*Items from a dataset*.
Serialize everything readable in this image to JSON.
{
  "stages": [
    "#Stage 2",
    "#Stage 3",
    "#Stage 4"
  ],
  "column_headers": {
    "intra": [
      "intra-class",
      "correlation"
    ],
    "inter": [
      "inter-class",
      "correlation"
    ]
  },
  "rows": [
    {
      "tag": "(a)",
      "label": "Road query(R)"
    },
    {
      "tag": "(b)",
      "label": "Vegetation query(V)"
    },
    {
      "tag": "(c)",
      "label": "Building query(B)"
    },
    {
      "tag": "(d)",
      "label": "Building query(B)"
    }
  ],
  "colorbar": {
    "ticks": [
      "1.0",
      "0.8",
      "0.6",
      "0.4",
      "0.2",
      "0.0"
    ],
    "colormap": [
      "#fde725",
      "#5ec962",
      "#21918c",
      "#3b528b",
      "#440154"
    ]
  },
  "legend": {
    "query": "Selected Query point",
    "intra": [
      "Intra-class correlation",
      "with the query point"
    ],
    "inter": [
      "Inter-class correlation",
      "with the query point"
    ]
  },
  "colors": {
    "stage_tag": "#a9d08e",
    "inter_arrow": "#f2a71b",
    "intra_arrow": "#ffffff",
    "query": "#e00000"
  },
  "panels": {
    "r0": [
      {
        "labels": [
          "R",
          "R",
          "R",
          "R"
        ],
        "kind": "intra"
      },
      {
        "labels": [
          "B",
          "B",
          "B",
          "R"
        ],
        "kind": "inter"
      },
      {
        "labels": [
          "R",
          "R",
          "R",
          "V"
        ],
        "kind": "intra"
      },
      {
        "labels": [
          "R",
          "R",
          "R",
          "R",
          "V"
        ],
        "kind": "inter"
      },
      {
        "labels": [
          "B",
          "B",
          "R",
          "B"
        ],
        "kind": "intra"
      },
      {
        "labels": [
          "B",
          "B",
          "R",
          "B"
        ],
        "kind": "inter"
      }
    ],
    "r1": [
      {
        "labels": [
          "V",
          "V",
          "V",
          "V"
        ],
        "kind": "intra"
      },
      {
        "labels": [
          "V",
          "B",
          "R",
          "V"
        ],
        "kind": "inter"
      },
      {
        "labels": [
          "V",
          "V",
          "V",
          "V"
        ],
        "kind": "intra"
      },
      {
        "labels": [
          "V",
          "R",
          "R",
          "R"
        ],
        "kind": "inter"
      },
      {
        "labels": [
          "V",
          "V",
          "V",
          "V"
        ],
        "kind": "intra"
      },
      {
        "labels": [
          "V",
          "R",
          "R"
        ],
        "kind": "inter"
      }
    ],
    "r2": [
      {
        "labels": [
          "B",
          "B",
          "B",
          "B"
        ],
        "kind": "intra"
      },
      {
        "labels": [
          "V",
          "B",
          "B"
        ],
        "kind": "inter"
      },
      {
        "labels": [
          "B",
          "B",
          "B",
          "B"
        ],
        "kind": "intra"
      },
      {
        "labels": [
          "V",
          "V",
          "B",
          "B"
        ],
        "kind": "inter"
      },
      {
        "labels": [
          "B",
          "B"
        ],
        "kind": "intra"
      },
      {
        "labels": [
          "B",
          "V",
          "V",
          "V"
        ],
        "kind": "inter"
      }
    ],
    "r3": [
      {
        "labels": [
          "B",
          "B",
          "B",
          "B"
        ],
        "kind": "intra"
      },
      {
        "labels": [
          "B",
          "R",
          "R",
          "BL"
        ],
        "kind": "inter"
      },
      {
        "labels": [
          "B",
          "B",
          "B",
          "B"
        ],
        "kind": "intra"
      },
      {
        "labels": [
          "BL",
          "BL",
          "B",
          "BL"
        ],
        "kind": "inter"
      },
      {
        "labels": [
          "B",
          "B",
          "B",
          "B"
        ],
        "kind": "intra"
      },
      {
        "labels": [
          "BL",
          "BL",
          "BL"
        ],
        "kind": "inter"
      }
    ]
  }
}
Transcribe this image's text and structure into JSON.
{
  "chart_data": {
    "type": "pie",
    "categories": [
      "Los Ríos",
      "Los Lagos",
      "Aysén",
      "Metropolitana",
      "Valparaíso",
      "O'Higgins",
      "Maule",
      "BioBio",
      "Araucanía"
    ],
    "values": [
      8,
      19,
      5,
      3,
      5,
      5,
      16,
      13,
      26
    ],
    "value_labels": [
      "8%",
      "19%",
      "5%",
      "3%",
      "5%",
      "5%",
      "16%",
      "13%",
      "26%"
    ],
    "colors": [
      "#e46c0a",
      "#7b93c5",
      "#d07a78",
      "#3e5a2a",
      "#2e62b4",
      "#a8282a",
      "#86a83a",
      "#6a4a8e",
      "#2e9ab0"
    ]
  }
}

*REQUIREMENTS*.
Identify and copy lines that hold the string "JSON".

*THE RESULT*.
Serialize everything readable in this image to JSON.
Transcribe this image's text and structure into JSON.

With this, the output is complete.